(Einige Datensätze)
▶

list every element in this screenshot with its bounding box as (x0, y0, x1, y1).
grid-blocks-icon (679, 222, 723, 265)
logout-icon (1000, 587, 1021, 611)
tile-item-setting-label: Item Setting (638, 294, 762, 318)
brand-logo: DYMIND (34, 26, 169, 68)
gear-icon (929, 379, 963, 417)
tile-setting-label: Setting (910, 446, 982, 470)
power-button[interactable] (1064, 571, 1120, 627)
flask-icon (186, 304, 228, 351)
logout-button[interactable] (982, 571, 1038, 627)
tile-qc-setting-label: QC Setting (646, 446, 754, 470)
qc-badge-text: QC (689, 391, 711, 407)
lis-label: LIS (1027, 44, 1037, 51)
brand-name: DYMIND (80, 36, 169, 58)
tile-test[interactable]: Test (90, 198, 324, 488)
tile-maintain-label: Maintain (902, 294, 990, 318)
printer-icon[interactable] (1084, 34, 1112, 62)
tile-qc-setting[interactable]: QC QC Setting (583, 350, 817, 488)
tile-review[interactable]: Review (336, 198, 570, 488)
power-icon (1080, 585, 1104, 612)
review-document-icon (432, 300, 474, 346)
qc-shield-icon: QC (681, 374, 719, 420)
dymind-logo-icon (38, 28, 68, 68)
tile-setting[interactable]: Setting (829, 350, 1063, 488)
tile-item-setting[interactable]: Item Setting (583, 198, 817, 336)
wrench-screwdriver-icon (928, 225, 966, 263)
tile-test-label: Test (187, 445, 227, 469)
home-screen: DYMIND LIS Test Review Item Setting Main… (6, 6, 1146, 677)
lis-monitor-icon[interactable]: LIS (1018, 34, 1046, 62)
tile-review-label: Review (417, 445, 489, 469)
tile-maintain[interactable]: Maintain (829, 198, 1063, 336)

◀

### Zu erledigen:
Gib sämtliche Datensätze oben Zeile für Zeile wortgetreu wieder.

### Antwort:
list every element in this screenshot with its bounding box as (x0, y0, x1, y1).
grid-blocks-icon (679, 222, 723, 265)
logout-icon (1000, 587, 1021, 611)
tile-item-setting-label: Item Setting (638, 294, 762, 318)
brand-logo: DYMIND (34, 26, 169, 68)
gear-icon (929, 379, 963, 417)
tile-setting-label: Setting (910, 446, 982, 470)
power-button[interactable] (1064, 571, 1120, 627)
flask-icon (186, 304, 228, 351)
logout-button[interactable] (982, 571, 1038, 627)
tile-qc-setting-label: QC Setting (646, 446, 754, 470)
qc-badge-text: QC (689, 391, 711, 407)
lis-label: LIS (1027, 44, 1037, 51)
brand-name: DYMIND (80, 36, 169, 58)
tile-test[interactable]: Test (90, 198, 324, 488)
tile-maintain-label: Maintain (902, 294, 990, 318)
printer-icon[interactable] (1084, 34, 1112, 62)
tile-qc-setting[interactable]: QC QC Setting (583, 350, 817, 488)
tile-review[interactable]: Review (336, 198, 570, 488)
power-icon (1080, 585, 1104, 612)
review-document-icon (432, 300, 474, 346)
qc-shield-icon: QC (681, 374, 719, 420)
dymind-logo-icon (38, 28, 68, 68)
tile-setting[interactable]: Setting (829, 350, 1063, 488)
tile-item-setting[interactable]: Item Setting (583, 198, 817, 336)
wrench-screwdriver-icon (928, 225, 966, 263)
tile-test-label: Test (187, 445, 227, 469)
home-screen: DYMIND LIS Test Review Item Setting Main… (6, 6, 1146, 677)
lis-monitor-icon[interactable]: LIS (1018, 34, 1046, 62)
tile-review-label: Review (417, 445, 489, 469)
tile-maintain[interactable]: Maintain (829, 198, 1063, 336)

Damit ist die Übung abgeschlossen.